- **WHAT YOU ARE ASKED TO DO**
Count how many lines in the material below hold the word "button"; the reply is that number alone.

- **RECORDS FOR THE EXERCISE**
★ ★ ★ ★ ★

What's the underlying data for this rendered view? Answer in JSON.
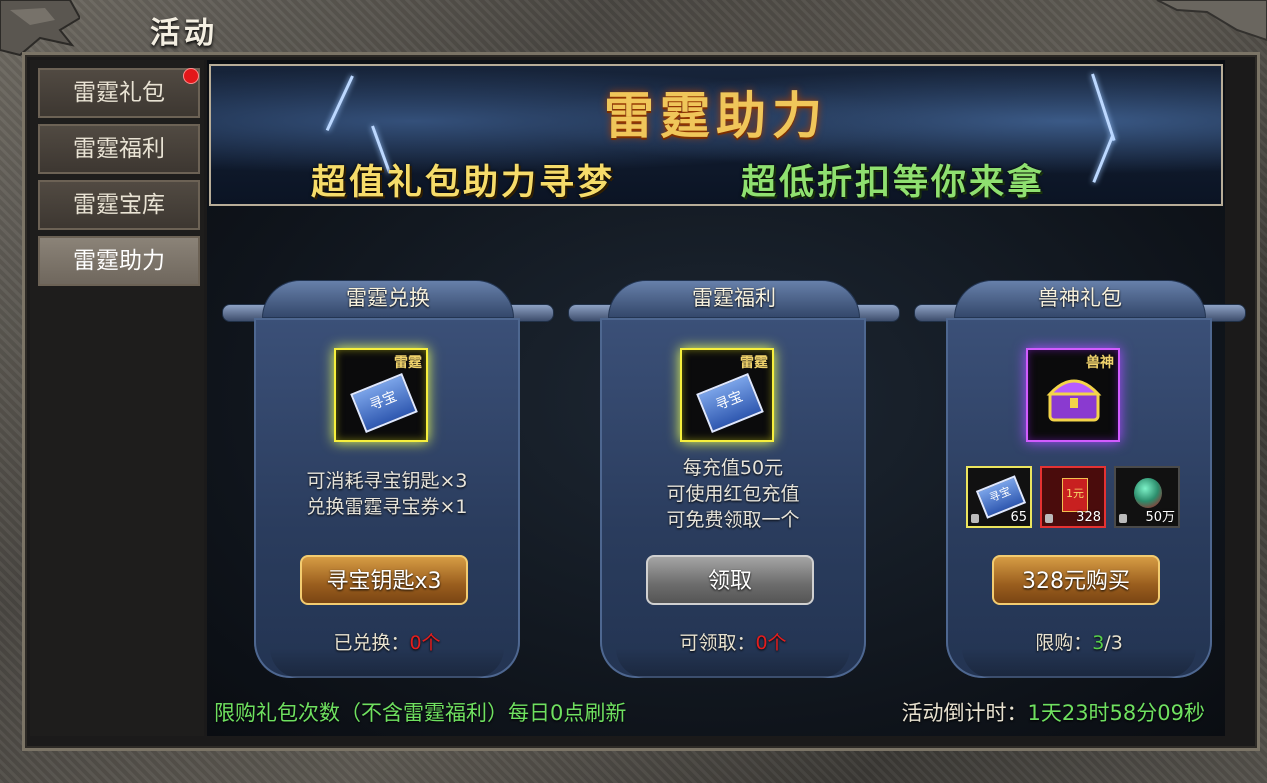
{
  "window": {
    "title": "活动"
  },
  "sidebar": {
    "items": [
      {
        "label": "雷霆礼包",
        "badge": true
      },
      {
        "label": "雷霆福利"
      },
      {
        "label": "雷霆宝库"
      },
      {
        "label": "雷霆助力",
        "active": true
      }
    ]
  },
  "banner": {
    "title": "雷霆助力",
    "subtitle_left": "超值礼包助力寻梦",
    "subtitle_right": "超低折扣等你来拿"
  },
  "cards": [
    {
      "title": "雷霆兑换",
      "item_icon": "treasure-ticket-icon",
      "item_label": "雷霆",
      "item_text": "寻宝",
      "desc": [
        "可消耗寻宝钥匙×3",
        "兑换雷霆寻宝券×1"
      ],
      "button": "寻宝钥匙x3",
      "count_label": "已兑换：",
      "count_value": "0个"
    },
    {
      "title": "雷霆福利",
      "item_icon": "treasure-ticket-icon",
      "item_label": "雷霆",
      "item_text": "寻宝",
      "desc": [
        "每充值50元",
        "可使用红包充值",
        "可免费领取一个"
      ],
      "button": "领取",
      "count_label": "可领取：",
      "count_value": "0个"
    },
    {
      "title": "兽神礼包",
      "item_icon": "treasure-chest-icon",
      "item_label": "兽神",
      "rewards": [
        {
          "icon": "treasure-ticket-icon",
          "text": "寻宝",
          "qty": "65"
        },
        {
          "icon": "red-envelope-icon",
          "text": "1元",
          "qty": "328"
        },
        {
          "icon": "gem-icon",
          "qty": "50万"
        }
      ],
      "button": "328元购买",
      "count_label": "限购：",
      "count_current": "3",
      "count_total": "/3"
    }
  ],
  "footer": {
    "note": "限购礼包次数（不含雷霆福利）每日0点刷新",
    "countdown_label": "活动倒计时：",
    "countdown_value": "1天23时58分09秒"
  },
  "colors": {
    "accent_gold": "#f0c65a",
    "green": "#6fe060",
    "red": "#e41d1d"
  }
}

★ ★ ★ ★ ★

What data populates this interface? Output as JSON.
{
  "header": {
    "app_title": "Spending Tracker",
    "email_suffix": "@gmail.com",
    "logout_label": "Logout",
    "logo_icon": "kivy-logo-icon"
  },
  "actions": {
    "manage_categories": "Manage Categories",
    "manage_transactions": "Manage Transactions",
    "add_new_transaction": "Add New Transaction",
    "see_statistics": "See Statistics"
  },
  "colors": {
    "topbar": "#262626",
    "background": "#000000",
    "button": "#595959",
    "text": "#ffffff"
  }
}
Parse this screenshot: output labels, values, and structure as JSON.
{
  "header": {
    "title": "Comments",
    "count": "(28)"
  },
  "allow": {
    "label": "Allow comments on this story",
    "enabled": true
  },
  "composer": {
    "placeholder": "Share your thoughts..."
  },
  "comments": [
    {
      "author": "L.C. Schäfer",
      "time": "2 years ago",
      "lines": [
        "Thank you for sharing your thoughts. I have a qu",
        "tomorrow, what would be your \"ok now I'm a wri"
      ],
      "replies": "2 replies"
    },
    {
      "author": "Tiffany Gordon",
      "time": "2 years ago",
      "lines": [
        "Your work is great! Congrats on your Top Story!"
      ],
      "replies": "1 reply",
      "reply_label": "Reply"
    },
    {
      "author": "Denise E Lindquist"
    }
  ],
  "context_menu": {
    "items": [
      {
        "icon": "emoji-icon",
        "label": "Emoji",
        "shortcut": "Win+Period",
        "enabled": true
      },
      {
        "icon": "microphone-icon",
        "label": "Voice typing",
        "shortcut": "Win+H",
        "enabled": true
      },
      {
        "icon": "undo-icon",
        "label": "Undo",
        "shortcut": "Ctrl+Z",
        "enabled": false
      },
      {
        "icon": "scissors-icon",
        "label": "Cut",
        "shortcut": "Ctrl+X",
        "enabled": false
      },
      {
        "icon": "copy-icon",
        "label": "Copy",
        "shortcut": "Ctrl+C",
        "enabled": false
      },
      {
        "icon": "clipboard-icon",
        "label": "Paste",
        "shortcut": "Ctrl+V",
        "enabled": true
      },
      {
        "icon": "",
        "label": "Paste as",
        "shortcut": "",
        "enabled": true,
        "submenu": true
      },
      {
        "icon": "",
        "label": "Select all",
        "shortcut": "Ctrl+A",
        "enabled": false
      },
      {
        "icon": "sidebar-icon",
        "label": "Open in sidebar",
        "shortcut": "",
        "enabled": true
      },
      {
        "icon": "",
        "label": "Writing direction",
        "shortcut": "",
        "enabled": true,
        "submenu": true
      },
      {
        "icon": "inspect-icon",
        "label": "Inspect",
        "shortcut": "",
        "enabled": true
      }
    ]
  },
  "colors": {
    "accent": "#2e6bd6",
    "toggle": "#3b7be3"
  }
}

★ ★ ★ ★ ★

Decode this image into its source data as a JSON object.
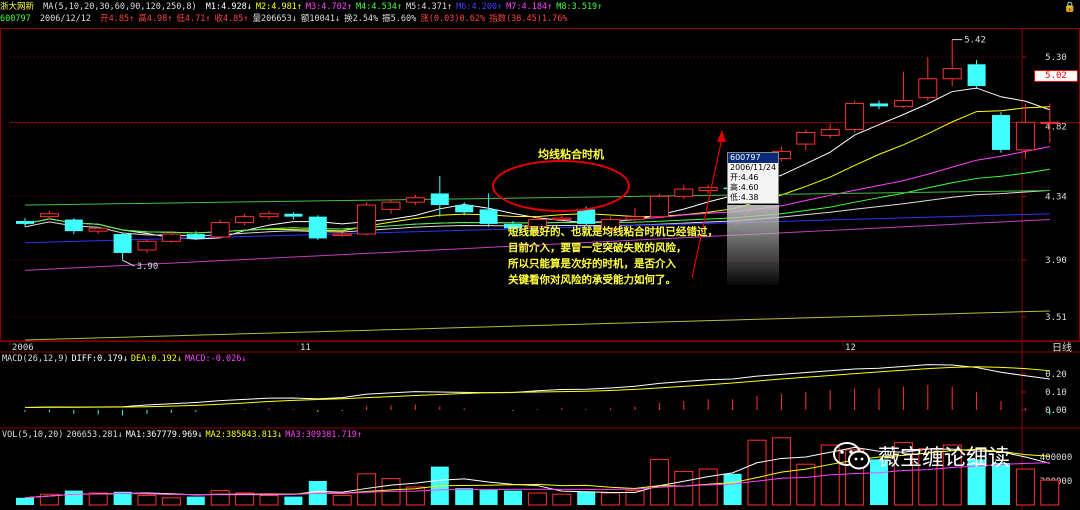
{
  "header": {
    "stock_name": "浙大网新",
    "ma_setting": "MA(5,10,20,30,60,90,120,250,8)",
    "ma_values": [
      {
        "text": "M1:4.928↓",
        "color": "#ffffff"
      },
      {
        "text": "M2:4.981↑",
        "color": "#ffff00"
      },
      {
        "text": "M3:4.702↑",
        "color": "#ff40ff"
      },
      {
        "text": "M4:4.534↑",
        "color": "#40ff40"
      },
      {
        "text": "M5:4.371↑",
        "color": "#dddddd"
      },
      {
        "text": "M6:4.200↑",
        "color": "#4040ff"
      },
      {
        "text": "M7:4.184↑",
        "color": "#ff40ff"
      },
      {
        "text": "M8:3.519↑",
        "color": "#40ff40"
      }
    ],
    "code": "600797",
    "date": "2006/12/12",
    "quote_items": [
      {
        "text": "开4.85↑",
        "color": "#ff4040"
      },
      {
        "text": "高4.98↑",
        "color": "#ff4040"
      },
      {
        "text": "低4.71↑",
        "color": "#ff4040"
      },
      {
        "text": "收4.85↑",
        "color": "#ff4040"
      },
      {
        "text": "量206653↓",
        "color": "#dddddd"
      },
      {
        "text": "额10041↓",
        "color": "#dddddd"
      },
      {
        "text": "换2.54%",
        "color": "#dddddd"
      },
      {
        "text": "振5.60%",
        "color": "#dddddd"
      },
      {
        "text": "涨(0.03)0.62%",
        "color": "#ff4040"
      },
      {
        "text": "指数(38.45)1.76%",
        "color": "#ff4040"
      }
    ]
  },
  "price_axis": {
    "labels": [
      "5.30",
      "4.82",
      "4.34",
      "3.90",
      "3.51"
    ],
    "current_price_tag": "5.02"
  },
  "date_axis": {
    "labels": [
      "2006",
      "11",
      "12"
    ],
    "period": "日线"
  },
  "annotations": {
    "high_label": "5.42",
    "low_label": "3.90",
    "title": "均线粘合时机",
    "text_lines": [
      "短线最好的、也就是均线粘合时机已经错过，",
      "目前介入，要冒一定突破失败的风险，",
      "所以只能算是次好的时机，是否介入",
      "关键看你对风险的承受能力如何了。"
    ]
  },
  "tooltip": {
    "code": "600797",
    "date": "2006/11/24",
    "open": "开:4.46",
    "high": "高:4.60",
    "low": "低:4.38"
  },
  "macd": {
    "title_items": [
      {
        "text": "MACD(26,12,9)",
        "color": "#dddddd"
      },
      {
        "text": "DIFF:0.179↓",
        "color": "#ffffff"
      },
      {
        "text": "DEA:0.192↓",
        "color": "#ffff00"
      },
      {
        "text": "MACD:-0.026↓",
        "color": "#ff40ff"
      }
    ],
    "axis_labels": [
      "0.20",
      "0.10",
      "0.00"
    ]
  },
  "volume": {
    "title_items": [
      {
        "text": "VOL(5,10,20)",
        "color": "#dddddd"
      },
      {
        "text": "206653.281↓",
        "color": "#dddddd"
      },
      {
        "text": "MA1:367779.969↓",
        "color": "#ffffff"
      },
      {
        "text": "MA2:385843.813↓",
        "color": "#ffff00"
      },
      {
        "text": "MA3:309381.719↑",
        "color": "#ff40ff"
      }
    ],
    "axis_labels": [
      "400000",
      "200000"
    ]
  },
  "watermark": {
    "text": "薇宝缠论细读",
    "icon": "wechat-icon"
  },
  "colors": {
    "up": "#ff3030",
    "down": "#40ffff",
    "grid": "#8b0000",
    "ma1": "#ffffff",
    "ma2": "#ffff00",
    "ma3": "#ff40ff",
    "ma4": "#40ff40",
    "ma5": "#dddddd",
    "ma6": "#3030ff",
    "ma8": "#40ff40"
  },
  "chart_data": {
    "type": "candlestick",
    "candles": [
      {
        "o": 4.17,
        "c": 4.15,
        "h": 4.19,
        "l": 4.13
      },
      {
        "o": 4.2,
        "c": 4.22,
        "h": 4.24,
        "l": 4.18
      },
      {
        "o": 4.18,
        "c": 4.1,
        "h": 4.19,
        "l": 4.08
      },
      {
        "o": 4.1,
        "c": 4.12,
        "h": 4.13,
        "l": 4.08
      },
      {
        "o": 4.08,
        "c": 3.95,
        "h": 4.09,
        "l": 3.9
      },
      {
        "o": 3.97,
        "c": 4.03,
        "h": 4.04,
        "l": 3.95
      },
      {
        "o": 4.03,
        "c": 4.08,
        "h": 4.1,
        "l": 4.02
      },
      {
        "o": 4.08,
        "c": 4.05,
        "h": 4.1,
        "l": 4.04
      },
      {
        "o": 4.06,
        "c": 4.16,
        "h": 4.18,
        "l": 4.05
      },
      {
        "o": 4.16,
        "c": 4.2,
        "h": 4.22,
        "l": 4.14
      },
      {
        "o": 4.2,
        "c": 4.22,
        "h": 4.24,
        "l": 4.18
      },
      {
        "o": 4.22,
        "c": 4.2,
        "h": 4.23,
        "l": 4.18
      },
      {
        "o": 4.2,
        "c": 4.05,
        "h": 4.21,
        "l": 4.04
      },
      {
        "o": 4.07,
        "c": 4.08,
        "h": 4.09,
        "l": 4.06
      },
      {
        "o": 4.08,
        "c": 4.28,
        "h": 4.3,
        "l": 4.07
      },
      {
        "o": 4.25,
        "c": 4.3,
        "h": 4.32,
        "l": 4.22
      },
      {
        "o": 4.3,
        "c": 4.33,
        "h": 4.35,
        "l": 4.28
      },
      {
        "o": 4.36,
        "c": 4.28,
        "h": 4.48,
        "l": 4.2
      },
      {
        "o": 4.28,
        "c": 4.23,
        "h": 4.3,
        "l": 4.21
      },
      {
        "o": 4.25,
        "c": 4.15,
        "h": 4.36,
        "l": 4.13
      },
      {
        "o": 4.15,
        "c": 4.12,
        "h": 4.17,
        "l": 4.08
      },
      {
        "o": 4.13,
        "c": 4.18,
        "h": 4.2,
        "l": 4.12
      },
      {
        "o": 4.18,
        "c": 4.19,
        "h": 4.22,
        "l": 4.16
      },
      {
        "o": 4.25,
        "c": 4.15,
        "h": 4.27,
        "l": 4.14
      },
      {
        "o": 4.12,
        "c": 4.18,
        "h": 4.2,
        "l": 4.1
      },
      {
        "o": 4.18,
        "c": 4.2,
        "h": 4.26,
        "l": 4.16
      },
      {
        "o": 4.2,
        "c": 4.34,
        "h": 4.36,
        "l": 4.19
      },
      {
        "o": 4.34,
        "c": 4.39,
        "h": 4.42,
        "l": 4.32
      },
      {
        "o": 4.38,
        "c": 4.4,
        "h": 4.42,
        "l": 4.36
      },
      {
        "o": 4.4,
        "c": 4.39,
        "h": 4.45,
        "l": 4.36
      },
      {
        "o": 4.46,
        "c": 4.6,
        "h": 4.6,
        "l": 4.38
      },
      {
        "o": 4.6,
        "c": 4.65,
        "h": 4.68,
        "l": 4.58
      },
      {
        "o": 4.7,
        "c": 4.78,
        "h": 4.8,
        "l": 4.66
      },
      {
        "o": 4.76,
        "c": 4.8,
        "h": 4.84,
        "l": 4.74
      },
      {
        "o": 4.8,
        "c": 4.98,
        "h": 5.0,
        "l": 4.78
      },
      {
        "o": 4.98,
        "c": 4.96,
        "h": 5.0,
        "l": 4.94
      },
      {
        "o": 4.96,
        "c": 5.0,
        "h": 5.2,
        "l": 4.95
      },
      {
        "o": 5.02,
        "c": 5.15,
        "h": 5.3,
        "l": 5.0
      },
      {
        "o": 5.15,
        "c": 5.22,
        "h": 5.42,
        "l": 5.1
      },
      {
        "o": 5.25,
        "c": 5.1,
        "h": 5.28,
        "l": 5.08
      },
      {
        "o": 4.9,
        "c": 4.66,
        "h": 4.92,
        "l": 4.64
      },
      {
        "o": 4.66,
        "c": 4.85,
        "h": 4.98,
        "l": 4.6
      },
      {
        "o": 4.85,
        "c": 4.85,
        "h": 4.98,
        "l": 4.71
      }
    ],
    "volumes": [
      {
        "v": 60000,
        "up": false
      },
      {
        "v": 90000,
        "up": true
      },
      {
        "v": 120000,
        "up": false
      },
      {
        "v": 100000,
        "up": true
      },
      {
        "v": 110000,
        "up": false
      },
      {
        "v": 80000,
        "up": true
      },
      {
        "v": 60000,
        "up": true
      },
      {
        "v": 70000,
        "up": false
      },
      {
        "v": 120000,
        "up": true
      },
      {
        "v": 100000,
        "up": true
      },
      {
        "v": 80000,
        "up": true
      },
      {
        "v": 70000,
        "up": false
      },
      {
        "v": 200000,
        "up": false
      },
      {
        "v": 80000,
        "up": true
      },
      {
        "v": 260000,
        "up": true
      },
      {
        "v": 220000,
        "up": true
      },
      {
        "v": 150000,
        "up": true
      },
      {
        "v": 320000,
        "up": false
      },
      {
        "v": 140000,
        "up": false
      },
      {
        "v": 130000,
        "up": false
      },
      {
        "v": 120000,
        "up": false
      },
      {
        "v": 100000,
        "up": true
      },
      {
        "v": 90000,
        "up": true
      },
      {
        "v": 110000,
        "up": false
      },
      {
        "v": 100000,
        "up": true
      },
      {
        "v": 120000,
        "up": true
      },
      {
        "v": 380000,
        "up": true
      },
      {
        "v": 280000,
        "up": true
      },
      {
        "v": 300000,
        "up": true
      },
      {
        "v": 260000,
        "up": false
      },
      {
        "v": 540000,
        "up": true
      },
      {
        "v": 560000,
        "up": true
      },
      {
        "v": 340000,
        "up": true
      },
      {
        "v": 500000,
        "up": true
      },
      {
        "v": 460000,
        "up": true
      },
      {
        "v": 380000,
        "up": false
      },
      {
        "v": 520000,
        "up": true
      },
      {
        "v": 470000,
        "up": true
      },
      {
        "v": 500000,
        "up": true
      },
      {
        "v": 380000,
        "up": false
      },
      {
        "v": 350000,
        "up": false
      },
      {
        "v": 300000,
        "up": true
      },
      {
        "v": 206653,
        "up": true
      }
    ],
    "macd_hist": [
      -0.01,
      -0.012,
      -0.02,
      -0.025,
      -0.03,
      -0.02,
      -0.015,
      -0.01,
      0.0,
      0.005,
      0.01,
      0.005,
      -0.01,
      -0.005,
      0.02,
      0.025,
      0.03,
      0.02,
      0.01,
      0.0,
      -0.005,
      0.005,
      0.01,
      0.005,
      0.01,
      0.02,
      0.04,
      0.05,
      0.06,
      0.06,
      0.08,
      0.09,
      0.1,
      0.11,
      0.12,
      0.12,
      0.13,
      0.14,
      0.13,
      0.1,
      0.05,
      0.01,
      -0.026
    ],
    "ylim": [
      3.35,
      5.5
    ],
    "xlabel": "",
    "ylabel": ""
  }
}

★ ★ ★ ★ ★

- **EXERCISE ANSWER**
4